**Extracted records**
- - - -
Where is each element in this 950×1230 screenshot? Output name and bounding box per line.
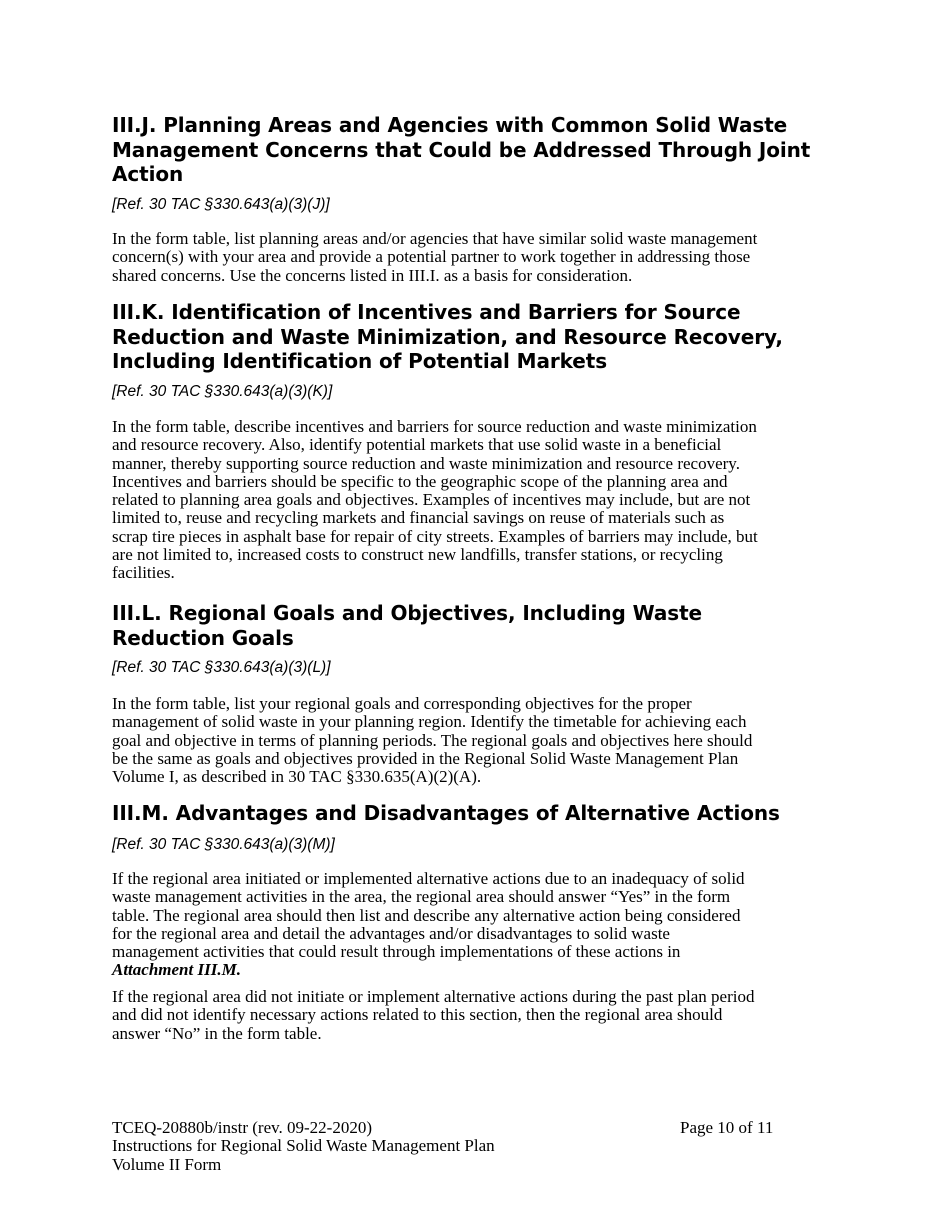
- heading-iii-k: [112, 300, 783, 374]
- text-line: Management Concerns that Could be Addressed Through Joint: [112, 137, 811, 162]
- reference-iii-m: [Ref. 30 TAC §330.643(a)(3)(M)]: [112, 836, 335, 853]
- text-line: In the form table, describe incentives and barriers for source reduction and waste minimization: [112, 417, 757, 436]
- text-line: limited to, reuse and recycling markets and financial savings on reuse of materials such as: [112, 508, 725, 528]
- text-line: Action: [112, 162, 184, 186]
- text-line: Including Identification of Potential Markets: [112, 349, 608, 373]
- text-line: Reduction Goals: [112, 625, 294, 650]
- text-line: Reduction and Waste Minimization, and Resource Recovery,: [112, 324, 783, 349]
- text-line: III.M. Advantages and Disadvantages of Alternative Actions: [112, 801, 780, 825]
- paragraph-iii-l: [112, 695, 752, 786]
- heading-iii-m: [112, 801, 780, 826]
- text-line: and did not identify necessary actions related to this section, then the regional area should: [112, 1005, 723, 1025]
- text-line: scrap tire pieces in asphalt base for repair of city streets. Examples of barriers may include, but: [112, 526, 758, 546]
- reference-iii-l: [Ref. 30 TAC §330.643(a)(3)(L)]: [112, 659, 331, 676]
- text-line: In the form table, list planning areas and/or agencies that have similar solid waste management: [112, 229, 758, 248]
- text-line: are not limited to, increased costs to construct new landfills, transfer stations, or recycling: [112, 545, 723, 565]
- text-line: If the regional area initiated or implemented alternative actions due to an inadequacy of solid: [112, 869, 745, 888]
- text-line: If the regional area did not initiate or implement alternative actions during the past plan period: [112, 987, 755, 1006]
- text-line: facilities.: [112, 563, 175, 583]
- paragraph-lines: [112, 870, 745, 961]
- heading-iii-l: [112, 601, 702, 650]
- text-line: management of solid waste in your planning region. Identify the timetable for achieving each: [112, 712, 747, 732]
- text-line: shared concerns. Use the concerns listed in III.I. as a basis for consideration.: [112, 265, 633, 285]
- text-line: table. The regional area should then list and describe any alternative action being considered: [112, 905, 741, 925]
- text-line: Incentives and barriers should be specific to the geographic scope of the planning area and: [112, 471, 728, 491]
- text-line: management activities that could result through implementations of these actions in: [112, 942, 681, 962]
- text-line: answer “No” in the form table.: [112, 1023, 322, 1043]
- text-line: Instructions for Regional Solid Waste Management Plan: [112, 1136, 495, 1156]
- paragraph-iii-m-1: [112, 870, 745, 980]
- text-line: TCEQ-20880b/instr (rev. 09-22-2020): [112, 1118, 372, 1137]
- attachment-reference: Attachment III.M.: [112, 960, 241, 980]
- paragraph-iii-k: [112, 418, 758, 583]
- text-line: concern(s) with your area and provide a potential partner to work together in addressing those: [112, 247, 751, 267]
- reference-iii-k: [Ref. 30 TAC §330.643(a)(3)(K)]: [112, 383, 333, 400]
- text-line: Volume I, as described in 30 TAC §330.635(A)(2)(A).: [112, 767, 482, 787]
- text-line: be the same as goals and objectives provided in the Regional Solid Waste Management Plan: [112, 748, 739, 768]
- text-line: manner, thereby supporting source reduction and waste minimization and resource recovery.: [112, 453, 740, 473]
- text-line: III.J. Planning Areas and Agencies with Common Solid Waste: [112, 113, 788, 137]
- text-line: related to planning area goals and objectives. Examples of incentives may include, but are not: [112, 490, 751, 510]
- text-line: III.L. Regional Goals and Objectives, Including Waste: [112, 601, 703, 625]
- page-number: Page 10 of 11: [680, 1118, 774, 1137]
- text-line: waste management activities in the area, the regional area should answer “Yes” in the form: [112, 887, 731, 907]
- footer-form-info: [112, 1119, 495, 1174]
- text-line: and resource recovery. Also, identify potential markets that use solid waste in a beneficial: [112, 435, 722, 455]
- paragraph-iii-j: [112, 230, 757, 285]
- paragraph-iii-m-2: [112, 988, 754, 1043]
- text-line: for the regional area and detail the advantages and/or disadvantages to solid waste: [112, 923, 670, 943]
- text-line: goal and objective in terms of planning periods. The regional goals and objectives here should: [112, 730, 753, 750]
- heading-iii-j: [112, 113, 810, 187]
- text-line: In the form table, list your regional goals and corresponding objectives for the proper: [112, 694, 692, 713]
- text-line: III.K. Identification of Incentives and Barriers for Source: [112, 300, 741, 324]
- reference-iii-j: [Ref. 30 TAC §330.643(a)(3)(J)]: [112, 196, 330, 213]
- text-line: Volume II Form: [112, 1154, 222, 1174]
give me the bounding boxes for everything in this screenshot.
- - - -
**Exercise instructions**
Please rename "text-line" to "text-row" in the data, starting with the line with "- heading-iii-k: [112, 300, 783, 374]" and going on through the line with "- text-line: Reduction Goals: [112, 625, 294, 650]", and give back only those lines with nothing else changed.

**Final result**
- heading-iii-k: [112, 300, 783, 374]
- text-row: Management Concerns that Could be Addressed Through Joint: [112, 137, 811, 162]
- reference-iii-m: [Ref. 30 TAC §330.643(a)(3)(M)]: [112, 836, 335, 853]
- text-row: In the form table, describe incentives and barriers for source reduction and waste minimization: [112, 417, 757, 436]
- text-row: limited to, reuse and recycling markets and financial savings on reuse of materials such as: [112, 508, 725, 528]
- text-row: Action: [112, 162, 184, 186]
- text-row: Including Identification of Potential Markets: [112, 349, 608, 373]
- text-row: Reduction Goals: [112, 625, 294, 650]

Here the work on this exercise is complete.